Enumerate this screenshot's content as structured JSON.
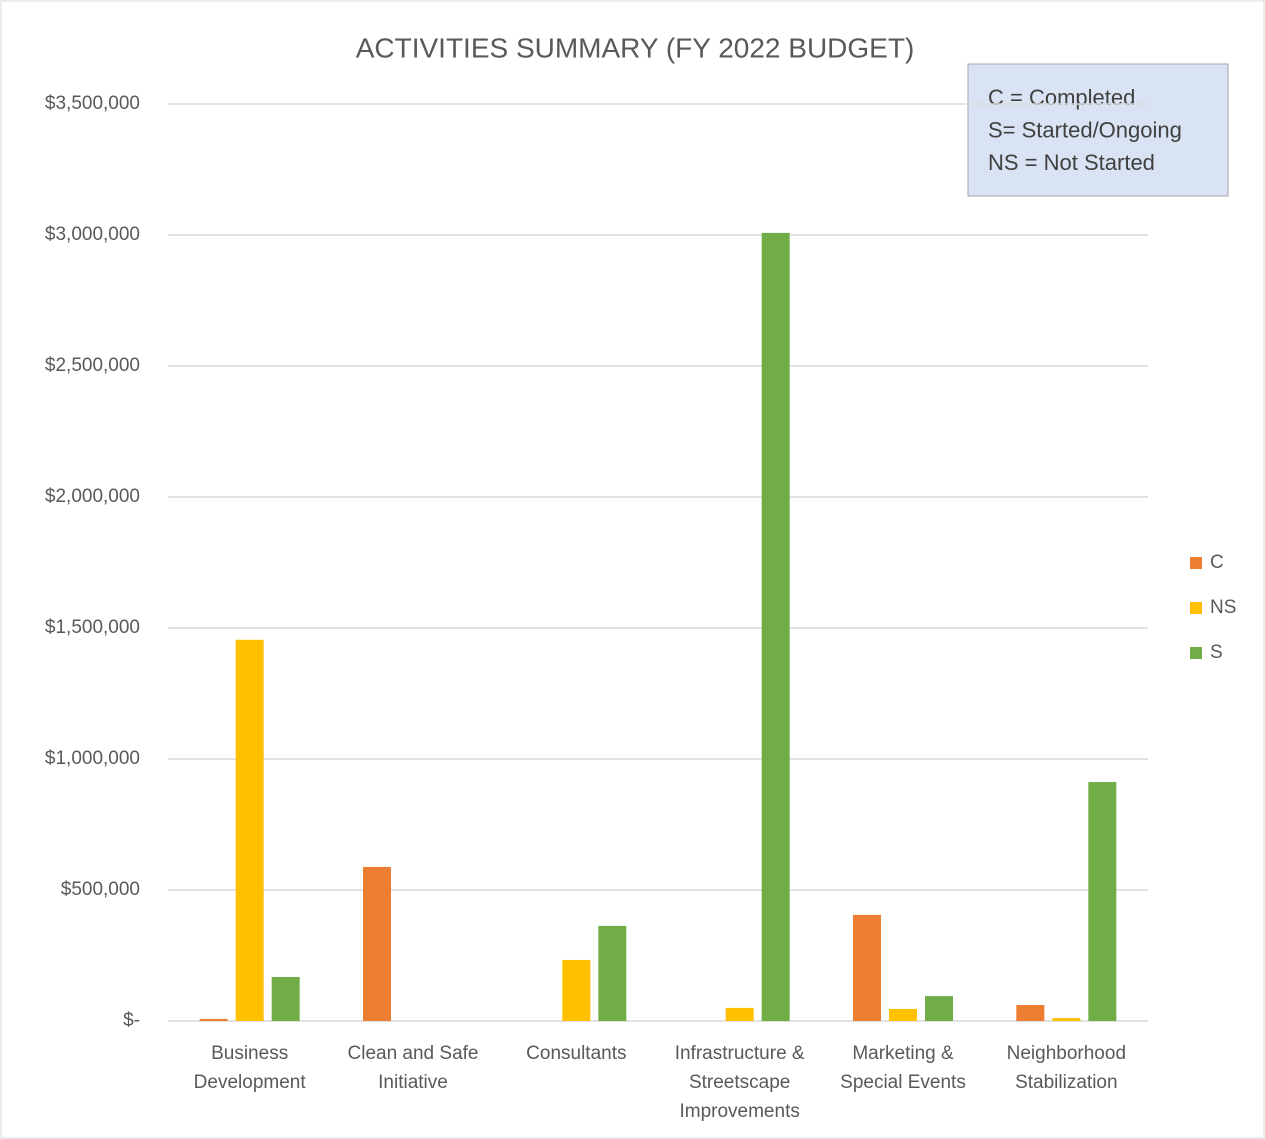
{
  "chart_data": {
    "type": "bar",
    "title": "ACTIVITIES SUMMARY (FY 2022 BUDGET)",
    "annotation": [
      "C = Completed",
      "S= Started/Ongoing",
      "NS = Not Started"
    ],
    "categories": [
      "Business Development",
      "Clean and Safe Initiative",
      "Consultants",
      "Infrastructure & Streetscape Improvements",
      "Marketing & Special Events",
      "Neighborhood Stabilization"
    ],
    "series": [
      {
        "name": "C",
        "color": "#ed7d31",
        "values": [
          8000,
          588000,
          0,
          0,
          405000,
          61000
        ]
      },
      {
        "name": "NS",
        "color": "#ffc000",
        "values": [
          1455000,
          0,
          233000,
          50000,
          46000,
          11000
        ]
      },
      {
        "name": "S",
        "color": "#70ad47",
        "values": [
          168000,
          0,
          363000,
          3008000,
          95000,
          912000
        ]
      }
    ],
    "ylim": [
      0,
      3500000
    ],
    "yticks": [
      {
        "value": 0,
        "label": "$-"
      },
      {
        "value": 500000,
        "label": "$500,000"
      },
      {
        "value": 1000000,
        "label": "$1,000,000"
      },
      {
        "value": 1500000,
        "label": "$1,500,000"
      },
      {
        "value": 2000000,
        "label": "$2,000,000"
      },
      {
        "value": 2500000,
        "label": "$2,500,000"
      },
      {
        "value": 3000000,
        "label": "$3,000,000"
      },
      {
        "value": 3500000,
        "label": "$3,500,000"
      }
    ],
    "grid": true,
    "legend": "right"
  }
}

---------------

**Do this:**
Repeat the records above verbatim, with no pictures in the result.

**Exercise answer:**
Enumerate this screenshot's content as structured JSON.
{
  "chart_data": {
    "type": "bar",
    "title": "ACTIVITIES SUMMARY (FY 2022 BUDGET)",
    "annotation": [
      "C = Completed",
      "S= Started/Ongoing",
      "NS = Not Started"
    ],
    "categories": [
      "Business Development",
      "Clean and Safe Initiative",
      "Consultants",
      "Infrastructure & Streetscape Improvements",
      "Marketing & Special Events",
      "Neighborhood Stabilization"
    ],
    "series": [
      {
        "name": "C",
        "color": "#ed7d31",
        "values": [
          8000,
          588000,
          0,
          0,
          405000,
          61000
        ]
      },
      {
        "name": "NS",
        "color": "#ffc000",
        "values": [
          1455000,
          0,
          233000,
          50000,
          46000,
          11000
        ]
      },
      {
        "name": "S",
        "color": "#70ad47",
        "values": [
          168000,
          0,
          363000,
          3008000,
          95000,
          912000
        ]
      }
    ],
    "ylim": [
      0,
      3500000
    ],
    "yticks": [
      {
        "value": 0,
        "label": "$-"
      },
      {
        "value": 500000,
        "label": "$500,000"
      },
      {
        "value": 1000000,
        "label": "$1,000,000"
      },
      {
        "value": 1500000,
        "label": "$1,500,000"
      },
      {
        "value": 2000000,
        "label": "$2,000,000"
      },
      {
        "value": 2500000,
        "label": "$2,500,000"
      },
      {
        "value": 3000000,
        "label": "$3,000,000"
      },
      {
        "value": 3500000,
        "label": "$3,500,000"
      }
    ],
    "grid": true,
    "legend": "right"
  }
}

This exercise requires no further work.